◆ **Requirement**:
Output the material below in its entirety, exactly as given.
>> START Excerpted records
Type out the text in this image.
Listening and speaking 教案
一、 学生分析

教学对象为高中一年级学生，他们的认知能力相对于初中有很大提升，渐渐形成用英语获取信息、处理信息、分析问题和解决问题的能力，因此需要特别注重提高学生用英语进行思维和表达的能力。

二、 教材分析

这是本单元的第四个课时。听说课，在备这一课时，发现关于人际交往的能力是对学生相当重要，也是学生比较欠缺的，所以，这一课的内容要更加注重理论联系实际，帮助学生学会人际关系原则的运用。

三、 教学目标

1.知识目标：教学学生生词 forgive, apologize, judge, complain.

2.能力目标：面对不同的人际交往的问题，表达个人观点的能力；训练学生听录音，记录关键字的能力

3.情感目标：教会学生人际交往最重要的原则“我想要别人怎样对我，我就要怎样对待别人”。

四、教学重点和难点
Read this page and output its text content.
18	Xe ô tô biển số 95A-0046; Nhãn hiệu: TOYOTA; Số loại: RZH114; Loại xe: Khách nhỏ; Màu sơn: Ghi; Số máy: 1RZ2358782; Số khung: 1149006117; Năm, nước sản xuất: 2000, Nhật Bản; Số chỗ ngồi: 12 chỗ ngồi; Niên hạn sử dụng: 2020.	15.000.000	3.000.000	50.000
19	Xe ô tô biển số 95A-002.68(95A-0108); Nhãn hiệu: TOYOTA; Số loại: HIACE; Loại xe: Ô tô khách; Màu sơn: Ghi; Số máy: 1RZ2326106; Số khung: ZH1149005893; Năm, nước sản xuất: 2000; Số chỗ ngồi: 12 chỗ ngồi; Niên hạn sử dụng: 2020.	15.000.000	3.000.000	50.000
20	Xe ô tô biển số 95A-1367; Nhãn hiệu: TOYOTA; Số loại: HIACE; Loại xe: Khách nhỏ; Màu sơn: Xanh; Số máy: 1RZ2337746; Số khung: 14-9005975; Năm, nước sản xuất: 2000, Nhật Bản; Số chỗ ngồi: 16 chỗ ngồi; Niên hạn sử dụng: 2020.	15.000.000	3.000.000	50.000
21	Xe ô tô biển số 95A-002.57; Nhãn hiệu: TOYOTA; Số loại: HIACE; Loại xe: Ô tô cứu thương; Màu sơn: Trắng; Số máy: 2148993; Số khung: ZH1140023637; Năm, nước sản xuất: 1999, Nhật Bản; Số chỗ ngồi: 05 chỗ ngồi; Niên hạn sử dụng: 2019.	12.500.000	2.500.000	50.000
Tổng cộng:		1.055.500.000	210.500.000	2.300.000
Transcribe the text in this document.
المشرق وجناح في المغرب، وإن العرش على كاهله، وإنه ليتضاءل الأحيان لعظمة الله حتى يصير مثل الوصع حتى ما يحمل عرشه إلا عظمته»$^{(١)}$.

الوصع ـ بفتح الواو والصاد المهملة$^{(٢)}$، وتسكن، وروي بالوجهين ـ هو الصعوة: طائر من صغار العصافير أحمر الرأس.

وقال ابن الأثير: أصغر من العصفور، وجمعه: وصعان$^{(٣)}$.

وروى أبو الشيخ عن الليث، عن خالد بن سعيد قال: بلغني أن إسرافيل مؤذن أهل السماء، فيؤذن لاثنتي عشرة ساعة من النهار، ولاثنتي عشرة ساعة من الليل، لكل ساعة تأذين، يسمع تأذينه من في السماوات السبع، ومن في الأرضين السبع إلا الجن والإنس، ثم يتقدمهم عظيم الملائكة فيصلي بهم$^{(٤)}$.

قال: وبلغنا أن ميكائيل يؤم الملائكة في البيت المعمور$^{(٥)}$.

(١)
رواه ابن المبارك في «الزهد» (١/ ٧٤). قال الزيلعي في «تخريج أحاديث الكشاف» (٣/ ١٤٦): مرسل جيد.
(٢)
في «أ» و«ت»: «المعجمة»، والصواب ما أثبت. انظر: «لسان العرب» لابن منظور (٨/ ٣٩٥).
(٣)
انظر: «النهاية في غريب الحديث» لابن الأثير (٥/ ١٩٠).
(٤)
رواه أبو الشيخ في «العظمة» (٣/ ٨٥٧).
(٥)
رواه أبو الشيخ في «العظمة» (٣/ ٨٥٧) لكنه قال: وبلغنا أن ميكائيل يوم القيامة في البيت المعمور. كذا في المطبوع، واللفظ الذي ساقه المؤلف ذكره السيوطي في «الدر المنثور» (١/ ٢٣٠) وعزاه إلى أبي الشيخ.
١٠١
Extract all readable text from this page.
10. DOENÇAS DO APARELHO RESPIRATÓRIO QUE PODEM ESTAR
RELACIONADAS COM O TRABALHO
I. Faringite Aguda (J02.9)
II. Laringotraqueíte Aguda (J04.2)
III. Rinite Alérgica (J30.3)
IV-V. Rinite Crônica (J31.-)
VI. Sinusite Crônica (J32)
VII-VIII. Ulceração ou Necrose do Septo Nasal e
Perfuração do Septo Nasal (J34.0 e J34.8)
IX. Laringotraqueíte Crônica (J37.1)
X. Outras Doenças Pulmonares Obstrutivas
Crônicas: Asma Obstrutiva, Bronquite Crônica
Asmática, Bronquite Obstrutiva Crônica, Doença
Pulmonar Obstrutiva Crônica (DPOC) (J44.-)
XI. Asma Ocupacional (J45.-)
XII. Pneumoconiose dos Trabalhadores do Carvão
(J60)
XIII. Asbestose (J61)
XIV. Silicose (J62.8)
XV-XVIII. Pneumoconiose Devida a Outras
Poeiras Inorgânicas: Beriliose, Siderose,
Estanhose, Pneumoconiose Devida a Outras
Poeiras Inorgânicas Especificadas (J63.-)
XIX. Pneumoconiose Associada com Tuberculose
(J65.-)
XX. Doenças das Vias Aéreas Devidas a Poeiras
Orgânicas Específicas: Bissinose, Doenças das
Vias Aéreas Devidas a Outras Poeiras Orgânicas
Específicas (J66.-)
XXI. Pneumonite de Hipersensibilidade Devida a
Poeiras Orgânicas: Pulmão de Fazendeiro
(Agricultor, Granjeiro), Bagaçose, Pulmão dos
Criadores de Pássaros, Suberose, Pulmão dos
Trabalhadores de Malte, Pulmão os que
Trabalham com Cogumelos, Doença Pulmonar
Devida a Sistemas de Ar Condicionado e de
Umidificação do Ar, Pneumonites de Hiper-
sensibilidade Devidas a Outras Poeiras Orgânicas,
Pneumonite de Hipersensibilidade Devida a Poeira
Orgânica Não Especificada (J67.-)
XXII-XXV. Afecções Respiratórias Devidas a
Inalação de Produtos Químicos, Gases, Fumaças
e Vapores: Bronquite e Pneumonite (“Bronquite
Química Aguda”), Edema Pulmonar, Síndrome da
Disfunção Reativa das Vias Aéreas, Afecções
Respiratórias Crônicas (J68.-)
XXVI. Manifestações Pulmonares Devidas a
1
>> END Excerpted records
◆ **Solution to this problem**:
Type out the text in this image.
Listening and speaking 教案
一、 学生分析

教学对象为高中一年级学生，他们的认知能力相对于初中有很大提升，渐渐形成用英语获取信息、处理信息、分析问题和解决问题的能力，因此需要特别注重提高学生用英语进行思维和表达的能力。

二、 教材分析

这是本单元的第四个课时。听说课，在备这一课时，发现关于人际交往的能力是对学生相当重要，也是学生比较欠缺的，所以，这一课的内容要更加注重理论联系实际，帮助学生学会人际关系原则的运用。

三、 教学目标

1.知识目标：教学学生生词 forgive, apologize, judge, complain.

2.能力目标：面对不同的人际交往的问题，表达个人观点的能力；训练学生听录音，记录关键字的能力

3.情感目标：教会学生人际交往最重要的原则“我想要别人怎样对我，我就要怎样对待别人”。

四、教学重点和难点
Read this page and output its text content.
18	Xe ô tô biển số 95A-0046; Nhãn hiệu: TOYOTA; Số loại: RZH114; Loại xe: Khách nhỏ; Màu sơn: Ghi; Số máy: 1RZ2358782; Số khung: 1149006117; Năm, nước sản xuất: 2000, Nhật Bản; Số chỗ ngồi: 12 chỗ ngồi; Niên hạn sử dụng: 2020.	15.000.000	3.000.000	50.000
19	Xe ô tô biển số 95A-002.68(95A-0108); Nhãn hiệu: TOYOTA; Số loại: HIACE; Loại xe: Ô tô khách; Màu sơn: Ghi; Số máy: 1RZ2326106; Số khung: ZH1149005893; Năm, nước sản xuất: 2000; Số chỗ ngồi: 12 chỗ ngồi; Niên hạn sử dụng: 2020.	15.000.000	3.000.000	50.000
20	Xe ô tô biển số 95A-1367; Nhãn hiệu: TOYOTA; Số loại: HIACE; Loại xe: Khách nhỏ; Màu sơn: Xanh; Số máy: 1RZ2337746; Số khung: 14-9005975; Năm, nước sản xuất: 2000, Nhật Bản; Số chỗ ngồi: 16 chỗ ngồi; Niên hạn sử dụng: 2020.	15.000.000	3.000.000	50.000
21	Xe ô tô biển số 95A-002.57; Nhãn hiệu: TOYOTA; Số loại: HIACE; Loại xe: Ô tô cứu thương; Màu sơn: Trắng; Số máy: 2148993; Số khung: ZH1140023637; Năm, nước sản xuất: 1999, Nhật Bản; Số chỗ ngồi: 05 chỗ ngồi; Niên hạn sử dụng: 2019.	12.500.000	2.500.000	50.000
Tổng cộng:		1.055.500.000	210.500.000	2.300.000
Transcribe the text in this document.
المشرق وجناح في المغرب، وإن العرش على كاهله، وإنه ليتضاءل الأحيان لعظمة الله حتى يصير مثل الوصع حتى ما يحمل عرشه إلا عظمته»$^{(١)}$.

الوصع ـ بفتح الواو والصاد المهملة$^{(٢)}$، وتسكن، وروي بالوجهين ـ هو الصعوة: طائر من صغار العصافير أحمر الرأس.

وقال ابن الأثير: أصغر من العصفور، وجمعه: وصعان$^{(٣)}$.

وروى أبو الشيخ عن الليث، عن خالد بن سعيد قال: بلغني أن إسرافيل مؤذن أهل السماء، فيؤذن لاثنتي عشرة ساعة من النهار، ولاثنتي عشرة ساعة من الليل، لكل ساعة تأذين، يسمع تأذينه من في السماوات السبع، ومن في الأرضين السبع إلا الجن والإنس، ثم يتقدمهم عظيم الملائكة فيصلي بهم$^{(٤)}$.

قال: وبلغنا أن ميكائيل يؤم الملائكة في البيت المعمور$^{(٥)}$.

(١)
رواه ابن المبارك في «الزهد» (١/ ٧٤). قال الزيلعي في «تخريج أحاديث الكشاف» (٣/ ١٤٦): مرسل جيد.
(٢)
في «أ» و«ت»: «المعجمة»، والصواب ما أثبت. انظر: «لسان العرب» لابن منظور (٨/ ٣٩٥).
(٣)
انظر: «النهاية في غريب الحديث» لابن الأثير (٥/ ١٩٠).
(٤)
رواه أبو الشيخ في «العظمة» (٣/ ٨٥٧).
(٥)
رواه أبو الشيخ في «العظمة» (٣/ ٨٥٧) لكنه قال: وبلغنا أن ميكائيل يوم القيامة في البيت المعمور. كذا في المطبوع، واللفظ الذي ساقه المؤلف ذكره السيوطي في «الدر المنثور» (١/ ٢٣٠) وعزاه إلى أبي الشيخ.
١٠١
Extract all readable text from this page.
10. DOENÇAS DO APARELHO RESPIRATÓRIO QUE PODEM ESTAR
RELACIONADAS COM O TRABALHO
I. Faringite Aguda (J02.9)
II. Laringotraqueíte Aguda (J04.2)
III. Rinite Alérgica (J30.3)
IV-V. Rinite Crônica (J31.-)
VI. Sinusite Crônica (J32)
VII-VIII. Ulceração ou Necrose do Septo Nasal e
Perfuração do Septo Nasal (J34.0 e J34.8)
IX. Laringotraqueíte Crônica (J37.1)
X. Outras Doenças Pulmonares Obstrutivas
Crônicas: Asma Obstrutiva, Bronquite Crônica
Asmática, Bronquite Obstrutiva Crônica, Doença
Pulmonar Obstrutiva Crônica (DPOC) (J44.-)
XI. Asma Ocupacional (J45.-)
XII. Pneumoconiose dos Trabalhadores do Carvão
(J60)
XIII. Asbestose (J61)
XIV. Silicose (J62.8)
XV-XVIII. Pneumoconiose Devida a Outras
Poeiras Inorgânicas: Beriliose, Siderose,
Estanhose, Pneumoconiose Devida a Outras
Poeiras Inorgânicas Especificadas (J63.-)
XIX. Pneumoconiose Associada com Tuberculose
(J65.-)
XX. Doenças das Vias Aéreas Devidas a Poeiras
Orgânicas Específicas: Bissinose, Doenças das
Vias Aéreas Devidas a Outras Poeiras Orgânicas
Específicas (J66.-)
XXI. Pneumonite de Hipersensibilidade Devida a
Poeiras Orgânicas: Pulmão de Fazendeiro
(Agricultor, Granjeiro), Bagaçose, Pulmão dos
Criadores de Pássaros, Suberose, Pulmão dos
Trabalhadores de Malte, Pulmão os que
Trabalham com Cogumelos, Doença Pulmonar
Devida a Sistemas de Ar Condicionado e de
Umidificação do Ar, Pneumonites de Hiper-
sensibilidade Devidas a Outras Poeiras Orgânicas,
Pneumonite de Hipersensibilidade Devida a Poeira
Orgânica Não Especificada (J67.-)
XXII-XXV. Afecções Respiratórias Devidas a
Inalação de Produtos Químicos, Gases, Fumaças
e Vapores: Bronquite e Pneumonite (“Bronquite
Química Aguda”), Edema Pulmonar, Síndrome da
Disfunção Reativa das Vias Aéreas, Afecções
Respiratórias Crônicas (J68.-)
XXVI. Manifestações Pulmonares Devidas a
1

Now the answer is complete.